Annotaties van begrenzingskaders
______________________________
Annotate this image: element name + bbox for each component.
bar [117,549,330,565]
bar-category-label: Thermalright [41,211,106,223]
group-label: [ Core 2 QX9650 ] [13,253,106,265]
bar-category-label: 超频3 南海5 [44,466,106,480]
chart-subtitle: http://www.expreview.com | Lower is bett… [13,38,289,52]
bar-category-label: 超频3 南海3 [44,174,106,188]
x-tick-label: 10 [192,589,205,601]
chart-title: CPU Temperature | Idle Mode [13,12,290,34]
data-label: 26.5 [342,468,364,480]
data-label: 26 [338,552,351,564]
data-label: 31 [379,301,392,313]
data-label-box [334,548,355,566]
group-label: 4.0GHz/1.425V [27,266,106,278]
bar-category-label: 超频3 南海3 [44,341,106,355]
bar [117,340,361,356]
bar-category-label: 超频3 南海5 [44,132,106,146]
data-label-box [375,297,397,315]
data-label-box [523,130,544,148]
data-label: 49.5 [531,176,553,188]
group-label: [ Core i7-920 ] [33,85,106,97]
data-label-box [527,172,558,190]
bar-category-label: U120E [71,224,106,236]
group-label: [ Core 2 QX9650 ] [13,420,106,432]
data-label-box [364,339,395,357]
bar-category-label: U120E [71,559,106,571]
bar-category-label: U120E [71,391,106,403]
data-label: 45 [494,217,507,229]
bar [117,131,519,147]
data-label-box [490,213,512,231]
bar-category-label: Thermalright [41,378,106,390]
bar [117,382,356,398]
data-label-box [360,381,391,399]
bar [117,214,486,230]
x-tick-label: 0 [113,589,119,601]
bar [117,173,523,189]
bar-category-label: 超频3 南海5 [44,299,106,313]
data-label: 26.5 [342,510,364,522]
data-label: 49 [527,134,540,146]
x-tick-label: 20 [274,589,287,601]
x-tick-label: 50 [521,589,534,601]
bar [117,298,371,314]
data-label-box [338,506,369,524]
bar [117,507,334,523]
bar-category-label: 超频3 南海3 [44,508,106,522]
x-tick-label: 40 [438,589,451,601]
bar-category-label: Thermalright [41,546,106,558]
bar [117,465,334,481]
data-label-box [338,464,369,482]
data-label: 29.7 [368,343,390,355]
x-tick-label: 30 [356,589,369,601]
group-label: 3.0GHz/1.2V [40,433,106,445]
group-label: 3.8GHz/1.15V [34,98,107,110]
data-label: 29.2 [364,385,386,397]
______________________________
**UIT TE VOEREN TAAK:** Rapporteer alstublieft elke regel uit de bovenstaande gegevens waarin het woord "category" voorkomt, en neem die regels ongewijzigd over.

**UITWERKING:**
bar-category-label: Thermalright [41,211,106,223]
bar-category-label: 超频3 南海5 [44,466,106,480]
bar-category-label: 超频3 南海3 [44,174,106,188]
bar-category-label: 超频3 南海3 [44,341,106,355]
bar-category-label: 超频3 南海5 [44,132,106,146]
bar-category-label: U120E [71,224,106,236]
bar-category-label: U120E [71,559,106,571]
bar-category-label: U120E [71,391,106,403]
bar-category-label: Thermalright [41,378,106,390]
bar-category-label: 超频3 南海5 [44,299,106,313]
bar-category-label: 超频3 南海3 [44,508,106,522]
bar-category-label: Thermalright [41,546,106,558]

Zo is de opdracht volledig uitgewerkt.